**PROMPT:** Copy the records below exactly as they appear.

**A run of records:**
↓
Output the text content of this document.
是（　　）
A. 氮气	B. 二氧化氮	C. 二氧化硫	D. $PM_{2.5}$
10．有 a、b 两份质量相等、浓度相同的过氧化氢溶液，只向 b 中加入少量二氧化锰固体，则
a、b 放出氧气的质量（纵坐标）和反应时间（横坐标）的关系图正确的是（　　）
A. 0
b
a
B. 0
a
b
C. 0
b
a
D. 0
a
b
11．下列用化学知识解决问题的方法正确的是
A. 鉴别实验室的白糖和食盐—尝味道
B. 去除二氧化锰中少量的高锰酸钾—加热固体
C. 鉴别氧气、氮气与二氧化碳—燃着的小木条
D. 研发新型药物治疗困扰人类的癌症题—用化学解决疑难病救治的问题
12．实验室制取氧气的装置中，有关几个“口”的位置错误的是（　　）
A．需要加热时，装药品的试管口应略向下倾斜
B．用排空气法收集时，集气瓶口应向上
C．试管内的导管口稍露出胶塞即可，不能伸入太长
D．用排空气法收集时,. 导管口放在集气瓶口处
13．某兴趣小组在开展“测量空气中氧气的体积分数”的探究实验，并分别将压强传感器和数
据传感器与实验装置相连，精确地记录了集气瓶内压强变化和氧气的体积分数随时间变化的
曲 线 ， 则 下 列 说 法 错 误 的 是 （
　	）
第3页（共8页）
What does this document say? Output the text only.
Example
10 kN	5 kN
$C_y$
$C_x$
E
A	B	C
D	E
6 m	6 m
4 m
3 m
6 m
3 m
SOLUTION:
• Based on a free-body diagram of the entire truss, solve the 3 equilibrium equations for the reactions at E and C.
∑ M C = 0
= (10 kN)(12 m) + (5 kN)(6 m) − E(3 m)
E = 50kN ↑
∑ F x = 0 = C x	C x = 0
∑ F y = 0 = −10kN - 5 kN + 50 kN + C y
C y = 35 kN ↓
↑
**ANSWER TO THIS PROBLEM:**
Output the text content of this document.
是（　　）
A. 氮气	B. 二氧化氮	C. 二氧化硫	D. $PM_{2.5}$
10．有 a、b 两份质量相等、浓度相同的过氧化氢溶液，只向 b 中加入少量二氧化锰固体，则
a、b 放出氧气的质量（纵坐标）和反应时间（横坐标）的关系图正确的是（　　）
A. 0
b
a
B. 0
a
b
C. 0
b
a
D. 0
a
b
11．下列用化学知识解决问题的方法正确的是
A. 鉴别实验室的白糖和食盐—尝味道
B. 去除二氧化锰中少量的高锰酸钾—加热固体
C. 鉴别氧气、氮气与二氧化碳—燃着的小木条
D. 研发新型药物治疗困扰人类的癌症题—用化学解决疑难病救治的问题
12．实验室制取氧气的装置中，有关几个“口”的位置错误的是（　　）
A．需要加热时，装药品的试管口应略向下倾斜
B．用排空气法收集时，集气瓶口应向上
C．试管内的导管口稍露出胶塞即可，不能伸入太长
D．用排空气法收集时,. 导管口放在集气瓶口处
13．某兴趣小组在开展“测量空气中氧气的体积分数”的探究实验，并分别将压强传感器和数
据传感器与实验装置相连，精确地记录了集气瓶内压强变化和氧气的体积分数随时间变化的
曲 线 ， 则 下 列 说 法 错 误 的 是 （
　	）
第3页（共8页）
What does this document say? Output the text only.
Example
10 kN	5 kN
$C_y$
$C_x$
E
A	B	C
D	E
6 m	6 m
4 m
3 m
6 m
3 m
SOLUTION:
• Based on a free-body diagram of the entire truss, solve the 3 equilibrium equations for the reactions at E and C.
∑ M C = 0
= (10 kN)(12 m) + (5 kN)(6 m) − E(3 m)
E = 50kN ↑
∑ F x = 0 = C x	C x = 0
∑ F y = 0 = −10kN - 5 kN + 50 kN + C y
C y = 35 kN ↓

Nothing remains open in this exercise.